===== EXCERPTED RECORDS =====

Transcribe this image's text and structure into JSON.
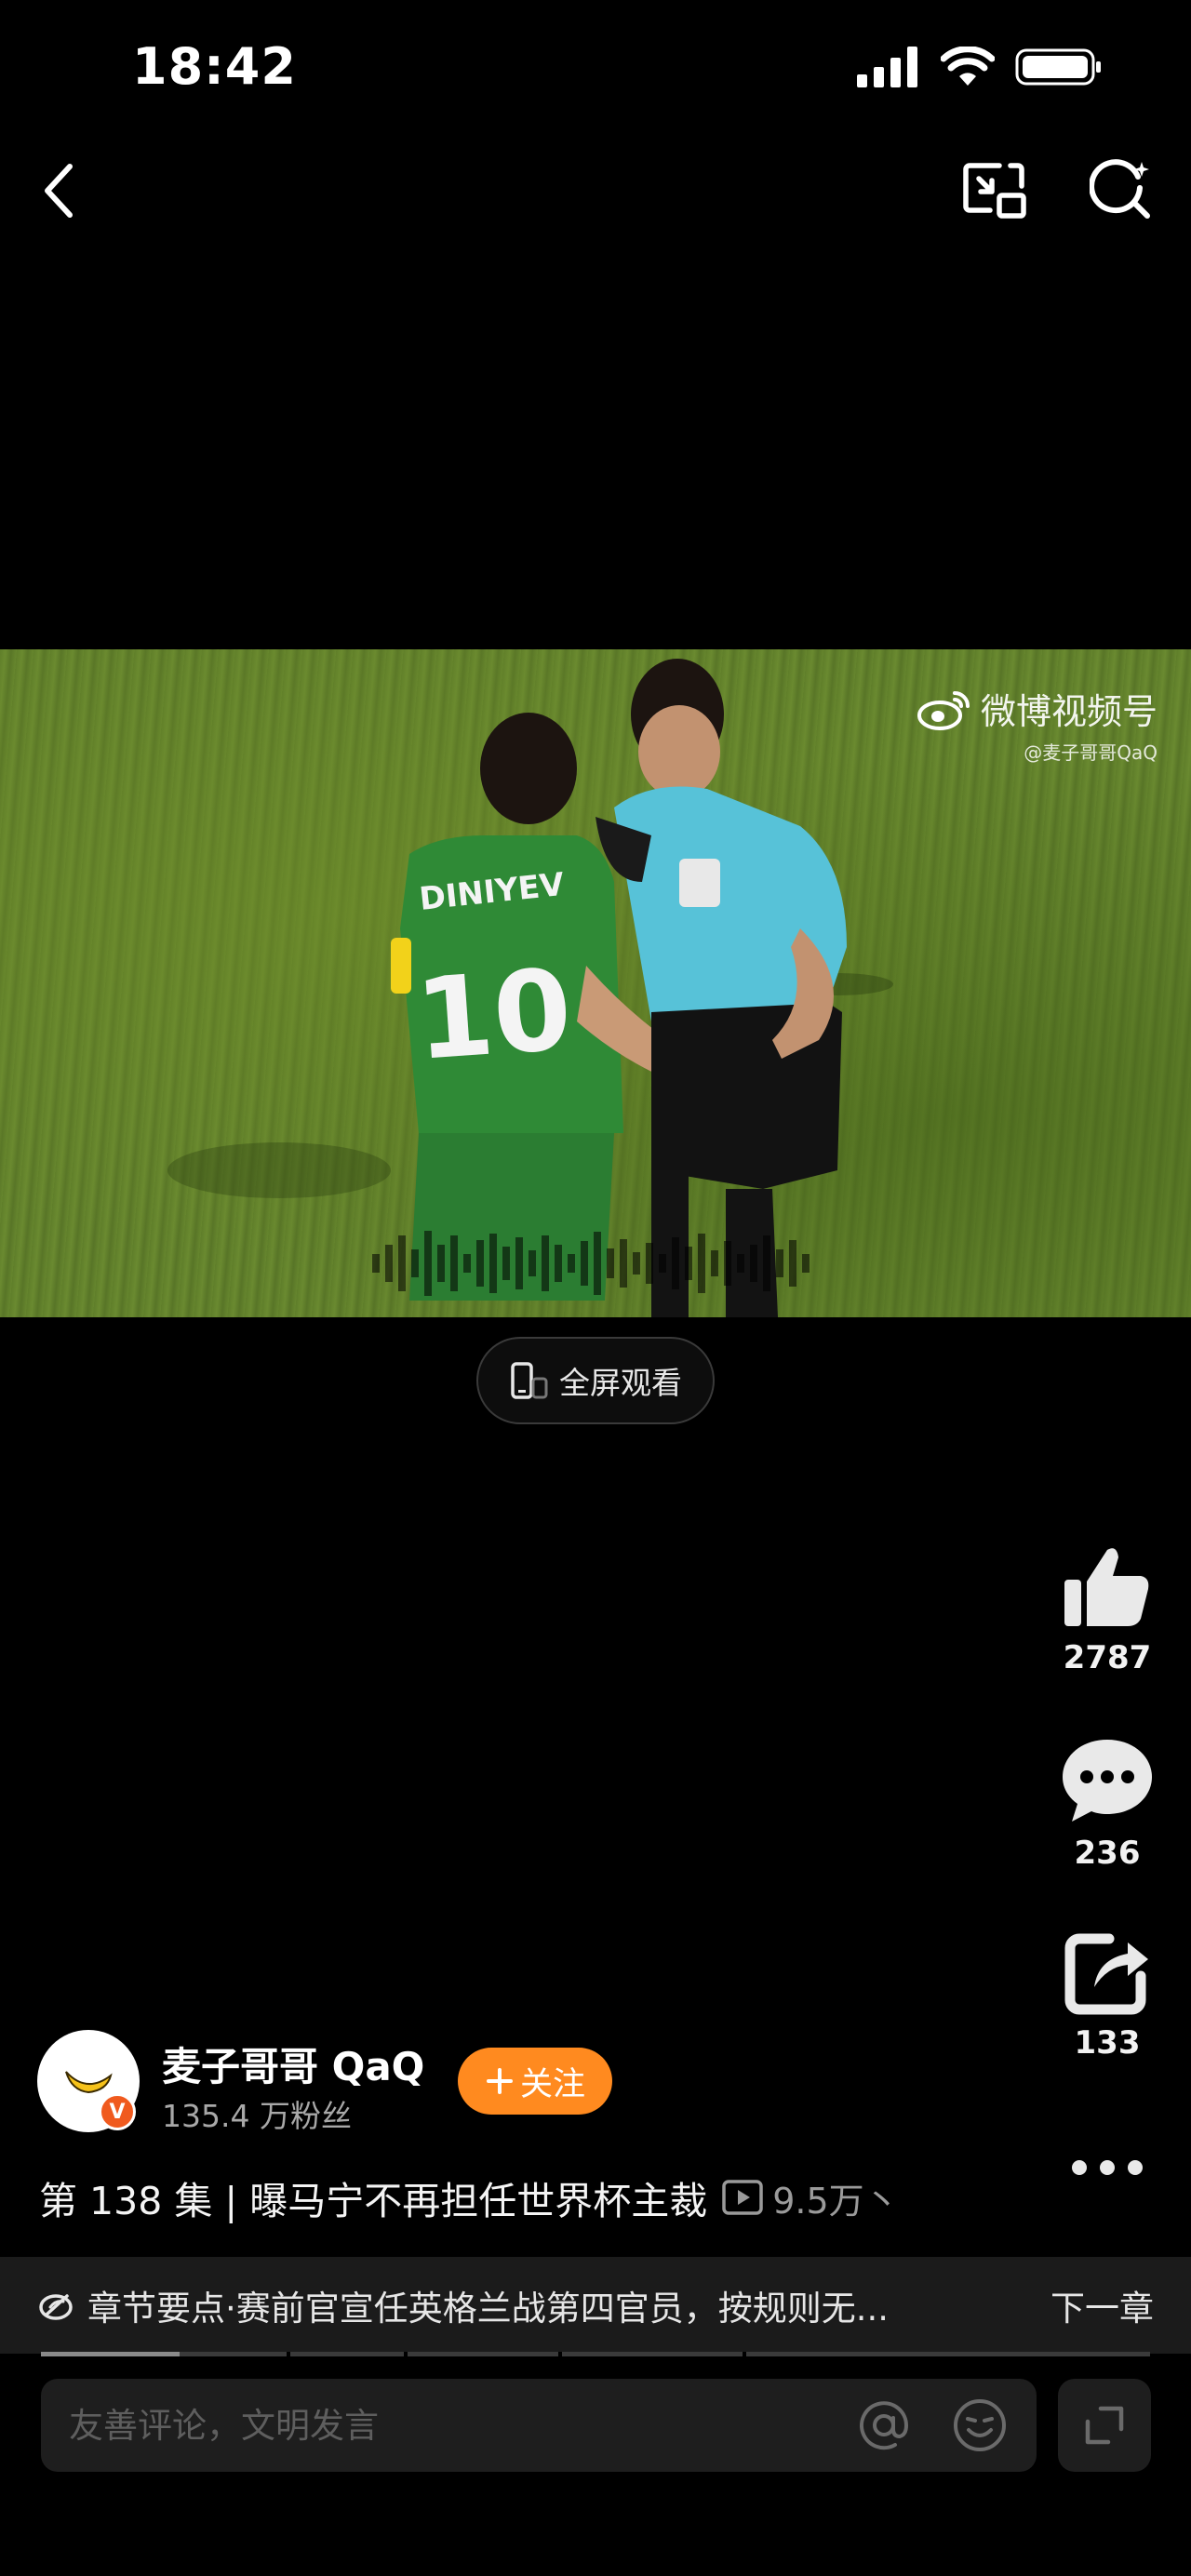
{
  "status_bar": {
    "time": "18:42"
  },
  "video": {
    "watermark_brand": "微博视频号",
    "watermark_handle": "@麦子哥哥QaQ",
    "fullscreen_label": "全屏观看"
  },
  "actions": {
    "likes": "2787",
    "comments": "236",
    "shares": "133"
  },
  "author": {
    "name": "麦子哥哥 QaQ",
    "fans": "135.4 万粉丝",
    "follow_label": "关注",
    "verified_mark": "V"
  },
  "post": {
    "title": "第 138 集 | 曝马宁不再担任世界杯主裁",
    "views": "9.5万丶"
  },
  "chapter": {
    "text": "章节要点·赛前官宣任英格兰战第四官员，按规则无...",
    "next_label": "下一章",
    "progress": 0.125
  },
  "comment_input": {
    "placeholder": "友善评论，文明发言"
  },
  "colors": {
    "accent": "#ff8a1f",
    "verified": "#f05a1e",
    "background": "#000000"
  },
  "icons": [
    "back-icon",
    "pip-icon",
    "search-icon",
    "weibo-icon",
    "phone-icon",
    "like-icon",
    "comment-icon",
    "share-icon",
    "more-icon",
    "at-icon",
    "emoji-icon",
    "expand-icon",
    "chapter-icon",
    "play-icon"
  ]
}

=====
===== EXCERPTED RECORDS =====

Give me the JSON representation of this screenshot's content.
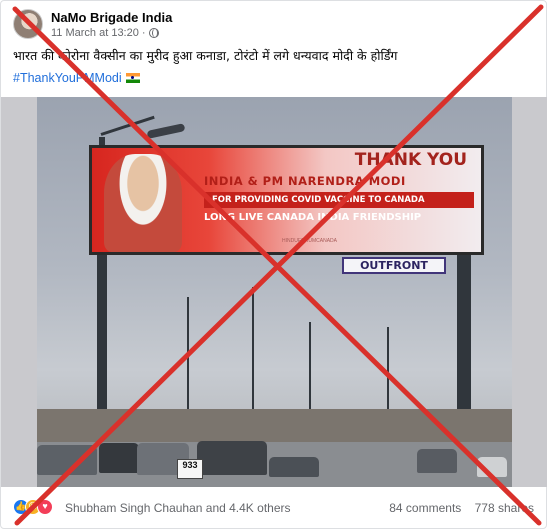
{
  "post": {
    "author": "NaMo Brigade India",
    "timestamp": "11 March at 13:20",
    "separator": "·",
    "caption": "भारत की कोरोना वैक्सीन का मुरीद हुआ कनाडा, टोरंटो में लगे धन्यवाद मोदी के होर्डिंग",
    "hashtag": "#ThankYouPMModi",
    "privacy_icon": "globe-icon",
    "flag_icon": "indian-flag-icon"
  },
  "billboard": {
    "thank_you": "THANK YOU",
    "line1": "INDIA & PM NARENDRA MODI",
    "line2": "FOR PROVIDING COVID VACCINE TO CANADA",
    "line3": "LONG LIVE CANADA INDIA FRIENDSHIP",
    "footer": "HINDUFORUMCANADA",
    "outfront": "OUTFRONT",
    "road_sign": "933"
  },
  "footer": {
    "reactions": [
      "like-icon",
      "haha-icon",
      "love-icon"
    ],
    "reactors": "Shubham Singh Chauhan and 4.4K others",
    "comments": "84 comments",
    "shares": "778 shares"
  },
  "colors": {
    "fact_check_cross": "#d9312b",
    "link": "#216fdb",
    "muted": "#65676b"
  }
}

=====

Which lines in the data above contain "JSON"? Show each one.

• THE OUTPUT:
Transcribe this image's text and structure into JSON.
Give me the JSON representation of this screenshot's content.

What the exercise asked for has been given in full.